» WHAT IS NEEDED
Every entry needs to be printed exactly, please.

» MATERIAL SUPPLIED
============
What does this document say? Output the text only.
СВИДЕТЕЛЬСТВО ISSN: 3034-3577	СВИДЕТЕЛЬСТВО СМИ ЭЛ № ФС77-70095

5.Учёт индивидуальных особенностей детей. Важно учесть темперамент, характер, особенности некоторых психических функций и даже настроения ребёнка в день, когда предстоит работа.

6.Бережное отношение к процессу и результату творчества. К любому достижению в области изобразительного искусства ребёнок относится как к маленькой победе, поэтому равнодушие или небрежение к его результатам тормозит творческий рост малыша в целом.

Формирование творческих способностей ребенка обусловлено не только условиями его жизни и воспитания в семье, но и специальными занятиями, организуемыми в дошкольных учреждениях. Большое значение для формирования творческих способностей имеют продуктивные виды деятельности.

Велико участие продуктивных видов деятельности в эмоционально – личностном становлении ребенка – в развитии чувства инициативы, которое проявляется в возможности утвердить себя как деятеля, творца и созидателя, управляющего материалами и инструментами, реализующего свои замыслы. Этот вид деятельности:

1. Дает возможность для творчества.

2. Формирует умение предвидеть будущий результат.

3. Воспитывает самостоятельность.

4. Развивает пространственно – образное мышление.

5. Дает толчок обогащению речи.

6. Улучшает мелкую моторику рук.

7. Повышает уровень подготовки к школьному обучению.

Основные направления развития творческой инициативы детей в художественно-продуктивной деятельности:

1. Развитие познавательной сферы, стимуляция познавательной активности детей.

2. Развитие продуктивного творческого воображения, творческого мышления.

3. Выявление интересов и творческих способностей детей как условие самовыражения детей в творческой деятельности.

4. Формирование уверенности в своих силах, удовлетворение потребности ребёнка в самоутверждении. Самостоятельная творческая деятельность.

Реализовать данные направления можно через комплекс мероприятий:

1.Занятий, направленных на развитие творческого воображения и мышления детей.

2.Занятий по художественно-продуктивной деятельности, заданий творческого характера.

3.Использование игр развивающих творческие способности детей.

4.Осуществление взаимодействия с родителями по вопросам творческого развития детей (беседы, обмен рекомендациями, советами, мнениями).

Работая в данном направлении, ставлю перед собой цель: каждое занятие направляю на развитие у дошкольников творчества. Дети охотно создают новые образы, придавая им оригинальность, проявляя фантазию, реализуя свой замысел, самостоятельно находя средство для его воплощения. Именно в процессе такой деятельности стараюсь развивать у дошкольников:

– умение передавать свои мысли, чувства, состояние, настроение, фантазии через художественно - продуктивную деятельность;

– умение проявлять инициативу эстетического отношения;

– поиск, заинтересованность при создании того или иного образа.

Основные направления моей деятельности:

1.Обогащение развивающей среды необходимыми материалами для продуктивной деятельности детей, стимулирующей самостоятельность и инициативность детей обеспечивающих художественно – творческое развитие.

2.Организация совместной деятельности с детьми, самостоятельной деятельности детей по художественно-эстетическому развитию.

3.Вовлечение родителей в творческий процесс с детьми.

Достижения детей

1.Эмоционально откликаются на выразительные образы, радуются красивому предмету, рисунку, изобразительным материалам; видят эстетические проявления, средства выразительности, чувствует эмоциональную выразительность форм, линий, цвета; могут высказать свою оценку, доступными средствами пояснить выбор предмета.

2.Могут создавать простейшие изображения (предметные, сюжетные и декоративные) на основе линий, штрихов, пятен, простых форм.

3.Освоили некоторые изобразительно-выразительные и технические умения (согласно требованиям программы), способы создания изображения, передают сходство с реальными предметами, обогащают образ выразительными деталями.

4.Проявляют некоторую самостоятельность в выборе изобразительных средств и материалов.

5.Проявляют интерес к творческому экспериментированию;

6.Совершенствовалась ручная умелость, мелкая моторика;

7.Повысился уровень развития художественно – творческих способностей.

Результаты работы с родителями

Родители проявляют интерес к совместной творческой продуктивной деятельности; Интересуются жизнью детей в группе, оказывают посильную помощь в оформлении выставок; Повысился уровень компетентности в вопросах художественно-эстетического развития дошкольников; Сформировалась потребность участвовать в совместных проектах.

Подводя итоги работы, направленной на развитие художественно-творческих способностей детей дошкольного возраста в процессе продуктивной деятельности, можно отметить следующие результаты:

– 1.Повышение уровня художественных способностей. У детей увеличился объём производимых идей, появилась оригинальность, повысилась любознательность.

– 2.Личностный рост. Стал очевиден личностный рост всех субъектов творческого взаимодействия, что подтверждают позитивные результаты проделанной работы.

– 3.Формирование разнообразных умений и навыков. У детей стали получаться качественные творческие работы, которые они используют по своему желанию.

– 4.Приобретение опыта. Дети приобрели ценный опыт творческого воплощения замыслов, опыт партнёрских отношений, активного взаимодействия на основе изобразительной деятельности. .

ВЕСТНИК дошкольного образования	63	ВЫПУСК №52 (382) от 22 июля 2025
============
» CORRECT ANSWER
What does this document say? Output the text only.
СВИДЕТЕЛЬСТВО ISSN: 3034-3577	СВИДЕТЕЛЬСТВО СМИ ЭЛ № ФС77-70095

5.Учёт индивидуальных особенностей детей. Важно учесть темперамент, характер, особенности некоторых психических функций и даже настроения ребёнка в день, когда предстоит работа.

6.Бережное отношение к процессу и результату творчества. К любому достижению в области изобразительного искусства ребёнок относится как к маленькой победе, поэтому равнодушие или небрежение к его результатам тормозит творческий рост малыша в целом.

Формирование творческих способностей ребенка обусловлено не только условиями его жизни и воспитания в семье, но и специальными занятиями, организуемыми в дошкольных учреждениях. Большое значение для формирования творческих способностей имеют продуктивные виды деятельности.

Велико участие продуктивных видов деятельности в эмоционально – личностном становлении ребенка – в развитии чувства инициативы, которое проявляется в возможности утвердить себя как деятеля, творца и созидателя, управляющего материалами и инструментами, реализующего свои замыслы. Этот вид деятельности:

1. Дает возможность для творчества.

2. Формирует умение предвидеть будущий результат.

3. Воспитывает самостоятельность.

4. Развивает пространственно – образное мышление.

5. Дает толчок обогащению речи.

6. Улучшает мелкую моторику рук.

7. Повышает уровень подготовки к школьному обучению.

Основные направления развития творческой инициативы детей в художественно-продуктивной деятельности:

1. Развитие познавательной сферы, стимуляция познавательной активности детей.

2. Развитие продуктивного творческого воображения, творческого мышления.

3. Выявление интересов и творческих способностей детей как условие самовыражения детей в творческой деятельности.

4. Формирование уверенности в своих силах, удовлетворение потребности ребёнка в самоутверждении. Самостоятельная творческая деятельность.

Реализовать данные направления можно через комплекс мероприятий:

1.Занятий, направленных на развитие творческого воображения и мышления детей.

2.Занятий по художественно-продуктивной деятельности, заданий творческого характера.

3.Использование игр развивающих творческие способности детей.

4.Осуществление взаимодействия с родителями по вопросам творческого развития детей (беседы, обмен рекомендациями, советами, мнениями).

Работая в данном направлении, ставлю перед собой цель: каждое занятие направляю на развитие у дошкольников творчества. Дети охотно создают новые образы, придавая им оригинальность, проявляя фантазию, реализуя свой замысел, самостоятельно находя средство для его воплощения. Именно в процессе такой деятельности стараюсь развивать у дошкольников:

– умение передавать свои мысли, чувства, состояние, настроение, фантазии через художественно - продуктивную деятельность;

– умение проявлять инициативу эстетического отношения;

– поиск, заинтересованность при создании того или иного образа.

Основные направления моей деятельности:

1.Обогащение развивающей среды необходимыми материалами для продуктивной деятельности детей, стимулирующей самостоятельность и инициативность детей обеспечивающих художественно – творческое развитие.

2.Организация совместной деятельности с детьми, самостоятельной деятельности детей по художественно-эстетическому развитию.

3.Вовлечение родителей в творческий процесс с детьми.

Достижения детей

1.Эмоционально откликаются на выразительные образы, радуются красивому предмету, рисунку, изобразительным материалам; видят эстетические проявления, средства выразительности, чувствует эмоциональную выразительность форм, линий, цвета; могут высказать свою оценку, доступными средствами пояснить выбор предмета.

2.Могут создавать простейшие изображения (предметные, сюжетные и декоративные) на основе линий, штрихов, пятен, простых форм.

3.Освоили некоторые изобразительно-выразительные и технические умения (согласно требованиям программы), способы создания изображения, передают сходство с реальными предметами, обогащают образ выразительными деталями.

4.Проявляют некоторую самостоятельность в выборе изобразительных средств и материалов.

5.Проявляют интерес к творческому экспериментированию;

6.Совершенствовалась ручная умелость, мелкая моторика;

7.Повысился уровень развития художественно – творческих способностей.

Результаты работы с родителями

Родители проявляют интерес к совместной творческой продуктивной деятельности; Интересуются жизнью детей в группе, оказывают посильную помощь в оформлении выставок; Повысился уровень компетентности в вопросах художественно-эстетического развития дошкольников; Сформировалась потребность участвовать в совместных проектах.

Подводя итоги работы, направленной на развитие художественно-творческих способностей детей дошкольного возраста в процессе продуктивной деятельности, можно отметить следующие результаты:

– 1.Повышение уровня художественных способностей. У детей увеличился объём производимых идей, появилась оригинальность, повысилась любознательность.

– 2.Личностный рост. Стал очевиден личностный рост всех субъектов творческого взаимодействия, что подтверждают позитивные результаты проделанной работы.

– 3.Формирование разнообразных умений и навыков. У детей стали получаться качественные творческие работы, которые они используют по своему желанию.

– 4.Приобретение опыта. Дети приобрели ценный опыт творческого воплощения замыслов, опыт партнёрских отношений, активного взаимодействия на основе изобразительной деятельности. .

ВЕСТНИК дошкольного образования	63	ВЫПУСК №52 (382) от 22 июля 2025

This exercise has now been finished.